**EXERCISE:** From the listing below, pick out each line with the word "British".

=== PROVIDED ENTRIES ===

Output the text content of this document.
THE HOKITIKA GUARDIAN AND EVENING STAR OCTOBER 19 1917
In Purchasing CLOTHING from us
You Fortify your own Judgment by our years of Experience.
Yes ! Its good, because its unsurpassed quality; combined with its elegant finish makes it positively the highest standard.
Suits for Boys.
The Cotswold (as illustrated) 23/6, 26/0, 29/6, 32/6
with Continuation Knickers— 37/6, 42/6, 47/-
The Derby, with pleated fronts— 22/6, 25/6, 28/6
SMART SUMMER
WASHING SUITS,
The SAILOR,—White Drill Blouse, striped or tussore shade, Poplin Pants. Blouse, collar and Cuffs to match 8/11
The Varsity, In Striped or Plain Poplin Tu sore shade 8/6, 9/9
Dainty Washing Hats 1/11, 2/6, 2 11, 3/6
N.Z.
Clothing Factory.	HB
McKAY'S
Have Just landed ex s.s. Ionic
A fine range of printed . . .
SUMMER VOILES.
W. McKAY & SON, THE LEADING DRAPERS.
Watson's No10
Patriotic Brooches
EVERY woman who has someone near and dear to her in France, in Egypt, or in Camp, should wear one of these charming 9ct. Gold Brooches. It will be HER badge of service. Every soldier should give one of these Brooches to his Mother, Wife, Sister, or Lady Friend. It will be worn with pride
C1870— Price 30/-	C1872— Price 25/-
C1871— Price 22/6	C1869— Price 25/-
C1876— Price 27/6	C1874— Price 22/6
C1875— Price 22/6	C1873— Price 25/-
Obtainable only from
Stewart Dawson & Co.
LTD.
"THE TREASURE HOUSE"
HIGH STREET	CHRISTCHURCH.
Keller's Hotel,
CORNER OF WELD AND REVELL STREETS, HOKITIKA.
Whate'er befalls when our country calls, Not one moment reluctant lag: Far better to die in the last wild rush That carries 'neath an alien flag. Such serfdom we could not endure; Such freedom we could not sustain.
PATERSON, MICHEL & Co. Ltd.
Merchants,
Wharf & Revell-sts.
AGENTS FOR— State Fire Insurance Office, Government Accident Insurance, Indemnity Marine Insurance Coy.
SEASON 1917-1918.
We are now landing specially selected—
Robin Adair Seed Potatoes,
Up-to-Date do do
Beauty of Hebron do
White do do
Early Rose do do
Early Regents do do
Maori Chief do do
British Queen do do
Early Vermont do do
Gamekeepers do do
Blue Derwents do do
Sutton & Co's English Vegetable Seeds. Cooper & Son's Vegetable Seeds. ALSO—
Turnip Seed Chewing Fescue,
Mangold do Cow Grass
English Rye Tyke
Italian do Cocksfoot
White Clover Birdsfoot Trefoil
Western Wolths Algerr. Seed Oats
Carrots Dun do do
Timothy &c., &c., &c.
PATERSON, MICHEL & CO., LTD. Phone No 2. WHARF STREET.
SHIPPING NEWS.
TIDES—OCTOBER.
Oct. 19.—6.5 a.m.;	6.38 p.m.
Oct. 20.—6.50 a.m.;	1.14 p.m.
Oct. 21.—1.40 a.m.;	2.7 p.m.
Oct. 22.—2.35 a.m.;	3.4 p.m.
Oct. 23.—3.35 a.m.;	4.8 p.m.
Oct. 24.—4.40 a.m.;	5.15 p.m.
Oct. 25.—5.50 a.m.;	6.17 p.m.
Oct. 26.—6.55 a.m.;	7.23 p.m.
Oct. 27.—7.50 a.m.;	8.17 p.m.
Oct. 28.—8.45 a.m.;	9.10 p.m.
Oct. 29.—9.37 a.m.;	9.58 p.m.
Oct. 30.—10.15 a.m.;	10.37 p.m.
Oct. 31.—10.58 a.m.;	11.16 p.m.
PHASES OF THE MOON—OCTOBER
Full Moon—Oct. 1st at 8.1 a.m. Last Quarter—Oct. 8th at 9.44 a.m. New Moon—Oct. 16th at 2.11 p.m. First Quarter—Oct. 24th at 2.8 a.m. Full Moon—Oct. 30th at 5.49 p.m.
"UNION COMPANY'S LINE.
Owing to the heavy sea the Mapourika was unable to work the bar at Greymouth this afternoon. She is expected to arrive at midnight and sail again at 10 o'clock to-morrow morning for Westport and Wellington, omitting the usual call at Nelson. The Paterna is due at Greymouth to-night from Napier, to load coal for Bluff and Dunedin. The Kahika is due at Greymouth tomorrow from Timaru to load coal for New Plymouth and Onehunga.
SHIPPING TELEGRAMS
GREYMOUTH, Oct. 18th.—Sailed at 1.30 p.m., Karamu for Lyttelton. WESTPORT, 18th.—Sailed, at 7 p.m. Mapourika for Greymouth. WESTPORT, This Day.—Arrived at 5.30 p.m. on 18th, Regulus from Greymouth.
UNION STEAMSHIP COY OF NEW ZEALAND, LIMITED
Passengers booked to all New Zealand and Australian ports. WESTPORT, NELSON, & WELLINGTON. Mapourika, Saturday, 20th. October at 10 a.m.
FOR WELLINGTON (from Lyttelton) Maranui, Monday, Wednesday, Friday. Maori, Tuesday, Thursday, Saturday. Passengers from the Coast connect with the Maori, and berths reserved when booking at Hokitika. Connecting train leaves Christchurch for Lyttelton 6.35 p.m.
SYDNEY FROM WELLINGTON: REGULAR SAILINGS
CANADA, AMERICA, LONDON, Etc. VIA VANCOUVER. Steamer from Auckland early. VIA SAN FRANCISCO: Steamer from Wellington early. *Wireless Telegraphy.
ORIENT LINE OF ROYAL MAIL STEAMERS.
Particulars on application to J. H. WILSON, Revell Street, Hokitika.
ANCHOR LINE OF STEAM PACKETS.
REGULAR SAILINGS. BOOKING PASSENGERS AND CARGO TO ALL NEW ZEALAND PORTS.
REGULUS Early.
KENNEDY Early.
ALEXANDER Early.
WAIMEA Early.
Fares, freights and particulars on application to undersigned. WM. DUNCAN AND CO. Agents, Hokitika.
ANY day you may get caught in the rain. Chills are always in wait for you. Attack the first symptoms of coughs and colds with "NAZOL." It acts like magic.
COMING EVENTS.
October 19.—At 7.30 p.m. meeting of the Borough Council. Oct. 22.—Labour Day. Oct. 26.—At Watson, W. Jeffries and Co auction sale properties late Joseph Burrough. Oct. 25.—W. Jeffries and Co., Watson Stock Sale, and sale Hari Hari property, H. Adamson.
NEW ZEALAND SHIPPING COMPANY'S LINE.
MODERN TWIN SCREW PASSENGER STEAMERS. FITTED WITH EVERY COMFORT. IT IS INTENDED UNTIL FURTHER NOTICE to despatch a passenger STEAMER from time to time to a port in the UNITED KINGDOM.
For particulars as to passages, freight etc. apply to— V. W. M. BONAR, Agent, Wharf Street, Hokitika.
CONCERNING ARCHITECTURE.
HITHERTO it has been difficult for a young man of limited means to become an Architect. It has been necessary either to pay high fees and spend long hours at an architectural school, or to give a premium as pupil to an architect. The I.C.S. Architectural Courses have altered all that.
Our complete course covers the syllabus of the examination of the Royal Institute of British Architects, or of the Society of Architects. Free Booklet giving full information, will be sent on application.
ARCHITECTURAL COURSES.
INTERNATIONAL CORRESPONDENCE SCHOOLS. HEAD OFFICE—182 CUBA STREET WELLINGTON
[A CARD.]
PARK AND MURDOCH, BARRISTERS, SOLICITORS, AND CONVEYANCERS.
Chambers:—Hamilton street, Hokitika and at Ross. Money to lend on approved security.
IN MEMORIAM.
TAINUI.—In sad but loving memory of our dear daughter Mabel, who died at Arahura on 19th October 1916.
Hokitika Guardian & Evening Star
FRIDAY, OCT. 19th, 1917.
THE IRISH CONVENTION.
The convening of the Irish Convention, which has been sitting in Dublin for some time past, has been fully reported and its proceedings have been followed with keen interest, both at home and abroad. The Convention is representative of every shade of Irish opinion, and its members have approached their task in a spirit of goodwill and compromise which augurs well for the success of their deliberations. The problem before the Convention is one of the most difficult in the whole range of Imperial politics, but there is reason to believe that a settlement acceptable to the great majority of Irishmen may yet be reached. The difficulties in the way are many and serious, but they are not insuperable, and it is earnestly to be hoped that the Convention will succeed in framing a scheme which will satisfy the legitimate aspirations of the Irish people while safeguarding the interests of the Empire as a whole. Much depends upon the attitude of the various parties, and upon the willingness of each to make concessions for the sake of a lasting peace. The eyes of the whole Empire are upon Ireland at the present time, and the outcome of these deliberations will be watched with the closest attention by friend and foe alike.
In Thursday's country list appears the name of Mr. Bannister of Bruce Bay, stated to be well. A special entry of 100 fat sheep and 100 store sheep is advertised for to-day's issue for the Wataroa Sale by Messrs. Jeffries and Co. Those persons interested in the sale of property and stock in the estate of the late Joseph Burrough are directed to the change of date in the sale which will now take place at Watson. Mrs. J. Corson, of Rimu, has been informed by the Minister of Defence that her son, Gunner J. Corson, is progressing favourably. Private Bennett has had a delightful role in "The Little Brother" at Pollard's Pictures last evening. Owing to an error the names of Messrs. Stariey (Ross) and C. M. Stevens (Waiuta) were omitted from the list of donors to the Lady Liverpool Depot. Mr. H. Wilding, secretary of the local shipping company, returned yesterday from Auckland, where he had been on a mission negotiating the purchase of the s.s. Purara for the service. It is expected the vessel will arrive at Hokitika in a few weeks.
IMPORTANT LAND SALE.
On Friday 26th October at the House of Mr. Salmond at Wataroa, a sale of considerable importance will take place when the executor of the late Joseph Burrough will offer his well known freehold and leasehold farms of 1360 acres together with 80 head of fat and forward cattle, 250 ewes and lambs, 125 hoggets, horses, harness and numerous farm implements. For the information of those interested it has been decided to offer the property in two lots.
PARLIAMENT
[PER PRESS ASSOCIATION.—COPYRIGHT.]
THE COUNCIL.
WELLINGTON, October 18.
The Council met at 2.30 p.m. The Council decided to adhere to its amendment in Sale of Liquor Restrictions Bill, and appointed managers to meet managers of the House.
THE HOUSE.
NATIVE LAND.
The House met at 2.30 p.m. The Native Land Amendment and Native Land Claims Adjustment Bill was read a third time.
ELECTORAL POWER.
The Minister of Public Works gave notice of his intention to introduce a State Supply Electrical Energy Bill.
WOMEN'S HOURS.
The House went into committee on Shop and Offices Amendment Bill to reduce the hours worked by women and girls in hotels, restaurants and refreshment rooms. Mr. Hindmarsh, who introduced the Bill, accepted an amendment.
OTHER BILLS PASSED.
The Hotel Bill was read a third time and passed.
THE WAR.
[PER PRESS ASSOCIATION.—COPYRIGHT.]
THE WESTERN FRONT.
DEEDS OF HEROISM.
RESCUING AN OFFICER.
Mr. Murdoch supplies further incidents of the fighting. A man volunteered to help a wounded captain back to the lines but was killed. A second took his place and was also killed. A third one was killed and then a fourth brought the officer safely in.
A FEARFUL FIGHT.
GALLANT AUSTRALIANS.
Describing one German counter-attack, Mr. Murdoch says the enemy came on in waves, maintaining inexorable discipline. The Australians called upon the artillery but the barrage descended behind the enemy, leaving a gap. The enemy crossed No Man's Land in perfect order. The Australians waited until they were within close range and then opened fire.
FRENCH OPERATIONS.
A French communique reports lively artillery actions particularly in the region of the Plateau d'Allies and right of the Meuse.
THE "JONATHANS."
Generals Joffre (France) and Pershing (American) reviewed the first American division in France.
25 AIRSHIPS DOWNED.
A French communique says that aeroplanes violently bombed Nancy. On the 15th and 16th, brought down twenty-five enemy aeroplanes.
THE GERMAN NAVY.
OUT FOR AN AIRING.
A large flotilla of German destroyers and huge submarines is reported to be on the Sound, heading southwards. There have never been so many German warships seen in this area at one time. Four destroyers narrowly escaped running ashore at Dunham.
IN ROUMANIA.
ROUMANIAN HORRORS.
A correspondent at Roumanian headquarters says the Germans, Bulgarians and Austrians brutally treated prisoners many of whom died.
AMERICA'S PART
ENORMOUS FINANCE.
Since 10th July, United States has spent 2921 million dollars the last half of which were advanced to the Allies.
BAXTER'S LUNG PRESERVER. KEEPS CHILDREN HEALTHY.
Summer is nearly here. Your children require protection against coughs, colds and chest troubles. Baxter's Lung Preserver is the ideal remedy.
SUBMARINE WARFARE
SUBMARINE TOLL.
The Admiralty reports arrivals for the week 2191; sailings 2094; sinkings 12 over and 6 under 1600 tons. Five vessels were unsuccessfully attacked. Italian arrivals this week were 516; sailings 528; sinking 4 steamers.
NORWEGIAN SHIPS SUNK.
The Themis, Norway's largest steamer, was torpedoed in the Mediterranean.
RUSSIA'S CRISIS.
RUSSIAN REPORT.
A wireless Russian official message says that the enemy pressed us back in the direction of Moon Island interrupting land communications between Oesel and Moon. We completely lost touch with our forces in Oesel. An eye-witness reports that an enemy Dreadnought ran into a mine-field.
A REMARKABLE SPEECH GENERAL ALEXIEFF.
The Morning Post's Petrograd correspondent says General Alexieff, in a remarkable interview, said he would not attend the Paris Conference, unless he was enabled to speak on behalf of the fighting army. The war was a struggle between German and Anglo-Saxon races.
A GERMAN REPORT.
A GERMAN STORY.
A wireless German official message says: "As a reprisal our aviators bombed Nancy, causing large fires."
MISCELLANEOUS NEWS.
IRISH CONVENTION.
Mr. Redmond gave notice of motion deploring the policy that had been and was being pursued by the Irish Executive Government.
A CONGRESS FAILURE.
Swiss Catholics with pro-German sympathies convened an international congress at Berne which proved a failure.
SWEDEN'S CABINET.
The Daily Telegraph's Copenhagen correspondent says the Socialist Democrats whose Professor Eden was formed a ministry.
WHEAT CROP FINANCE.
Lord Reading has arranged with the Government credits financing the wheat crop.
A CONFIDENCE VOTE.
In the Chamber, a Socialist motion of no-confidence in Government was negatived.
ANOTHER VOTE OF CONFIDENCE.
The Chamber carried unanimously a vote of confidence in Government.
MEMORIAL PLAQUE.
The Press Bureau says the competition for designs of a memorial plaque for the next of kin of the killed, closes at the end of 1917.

===

**RESULT BELOW:**
British Queen do do
Our complete course covers the syllabus of the examination of the Royal Institute of British Architects, or of the Society of Architects. Free Booklet giving full information, will be sent on application.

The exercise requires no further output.